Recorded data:
_ _ _ _ _ _ _

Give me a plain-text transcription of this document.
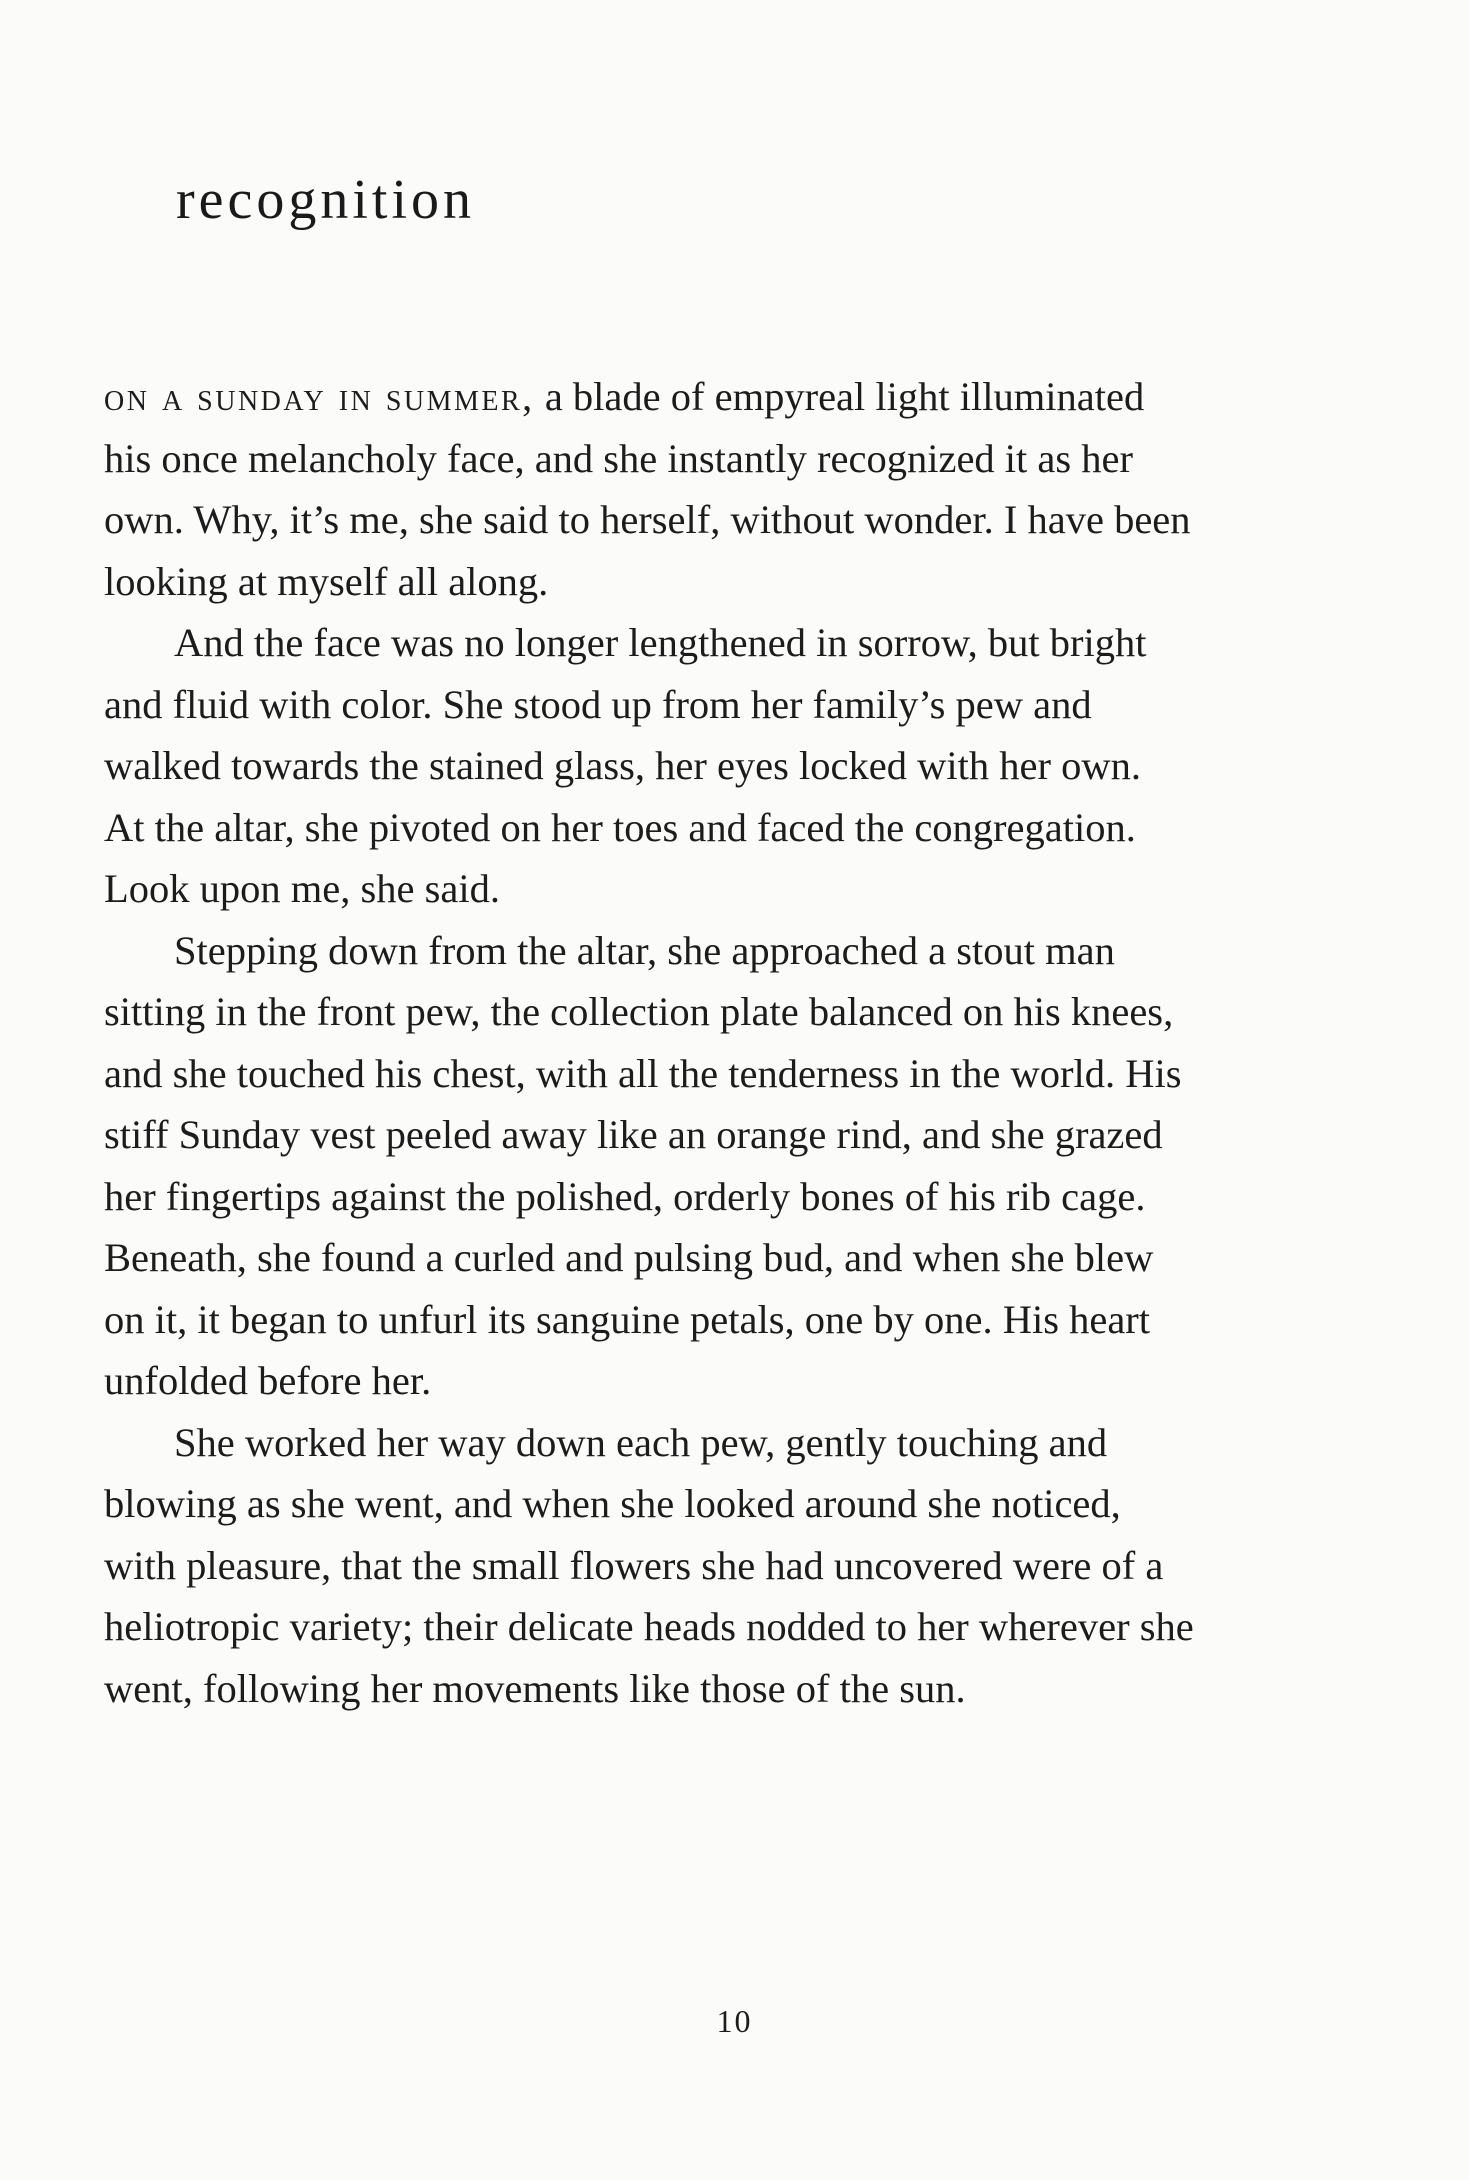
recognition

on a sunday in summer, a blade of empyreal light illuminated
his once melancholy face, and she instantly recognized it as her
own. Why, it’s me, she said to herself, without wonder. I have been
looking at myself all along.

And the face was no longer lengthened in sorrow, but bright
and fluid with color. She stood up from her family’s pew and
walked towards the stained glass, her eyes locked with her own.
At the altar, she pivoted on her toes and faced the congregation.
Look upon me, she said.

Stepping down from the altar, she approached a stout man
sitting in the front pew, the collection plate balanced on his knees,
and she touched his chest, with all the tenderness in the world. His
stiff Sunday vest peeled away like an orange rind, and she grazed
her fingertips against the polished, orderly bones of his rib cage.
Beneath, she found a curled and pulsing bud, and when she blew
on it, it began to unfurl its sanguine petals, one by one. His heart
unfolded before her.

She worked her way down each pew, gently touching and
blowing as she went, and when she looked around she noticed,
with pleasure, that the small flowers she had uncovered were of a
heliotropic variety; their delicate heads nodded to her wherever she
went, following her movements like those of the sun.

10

_ _ _ _ _ _ _

Description of the task:
Of the lines above, how many include the word "from"? Reply with the number only.

The output:
2